- [Items]:
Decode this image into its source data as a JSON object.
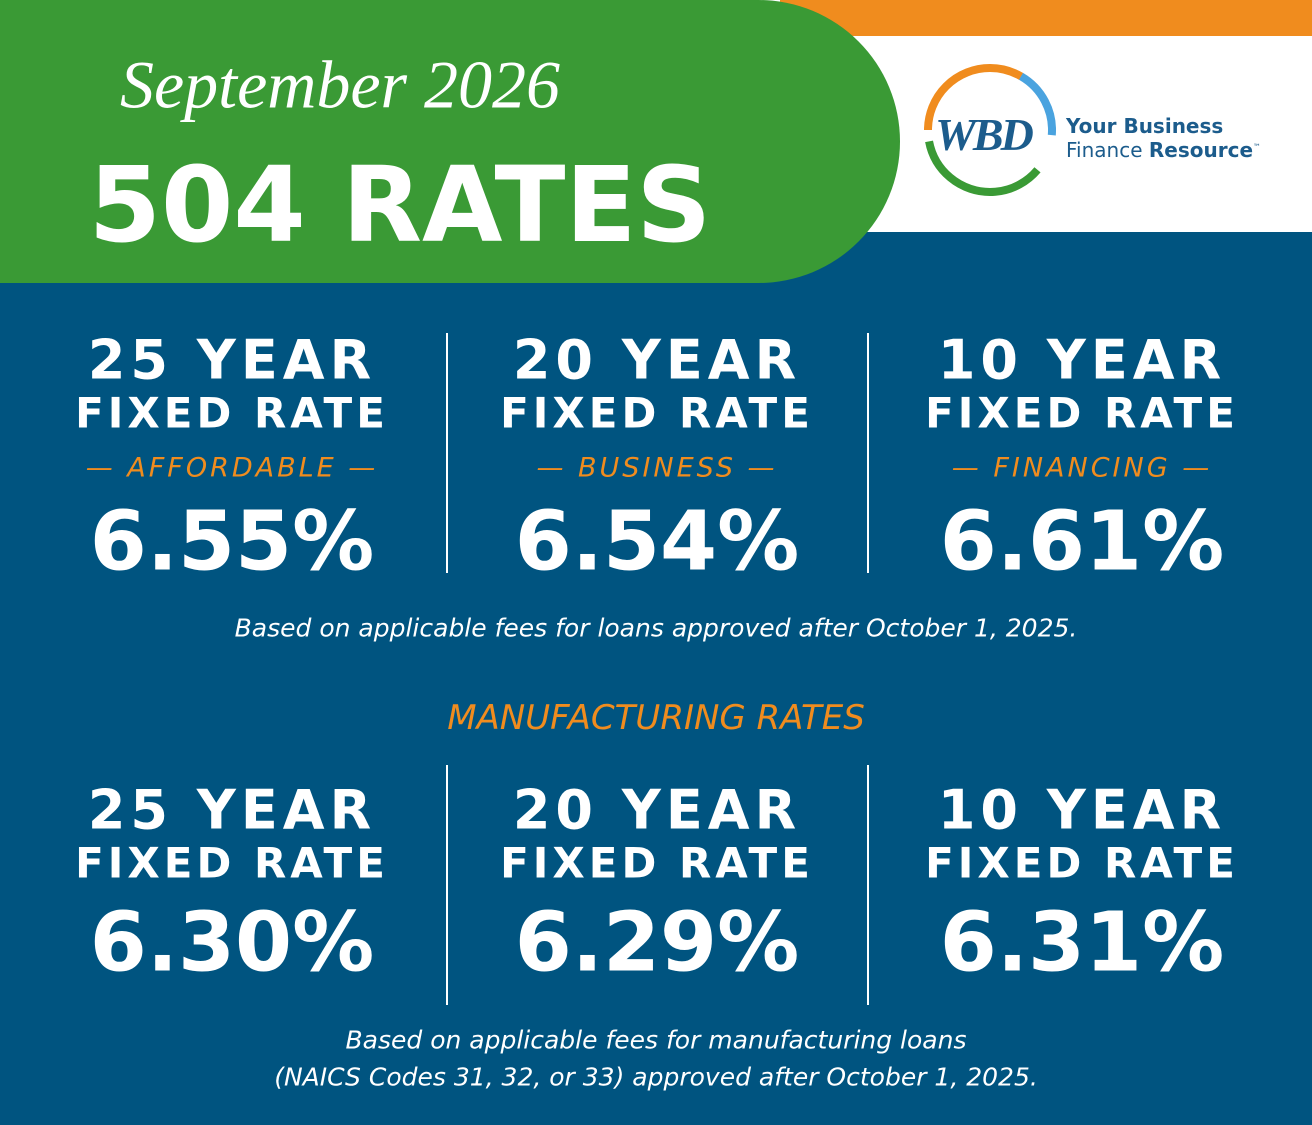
{
  "header": {
    "month": "September 2026",
    "title": "504 RATES"
  },
  "logo": {
    "mark": "WBD",
    "line1": "Your Business",
    "line2a": "Finance",
    "line2b": "Resource",
    "tm": "™"
  },
  "standard": {
    "columns": [
      {
        "term": "25 YEAR",
        "kind": "FIXED RATE",
        "tagline": "— AFFORDABLE —",
        "rate": "6.55%"
      },
      {
        "term": "20 YEAR",
        "kind": "FIXED RATE",
        "tagline": "— BUSINESS —",
        "rate": "6.54%"
      },
      {
        "term": "10 YEAR",
        "kind": "FIXED RATE",
        "tagline": "— FINANCING —",
        "rate": "6.61%"
      }
    ],
    "note": "Based on applicable fees for loans approved after October 1, 2025."
  },
  "manufacturing": {
    "heading": "MANUFACTURING RATES",
    "columns": [
      {
        "term": "25 YEAR",
        "kind": "FIXED RATE",
        "rate": "6.30%"
      },
      {
        "term": "20 YEAR",
        "kind": "FIXED RATE",
        "rate": "6.29%"
      },
      {
        "term": "10 YEAR",
        "kind": "FIXED RATE",
        "rate": "6.31%"
      }
    ],
    "note": [
      "Based on applicable fees for manufacturing loans",
      "(NAICS Codes 31, 32, or 33) approved after October 1, 2025."
    ]
  }
}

- [Your instructions]: Gather each line in the data that holds the string "applicable".

- [Solution for this exercise]:
    "note": "Based on applicable fees for loans approved after October 1, 2025."
      "Based on applicable fees for manufacturing loans",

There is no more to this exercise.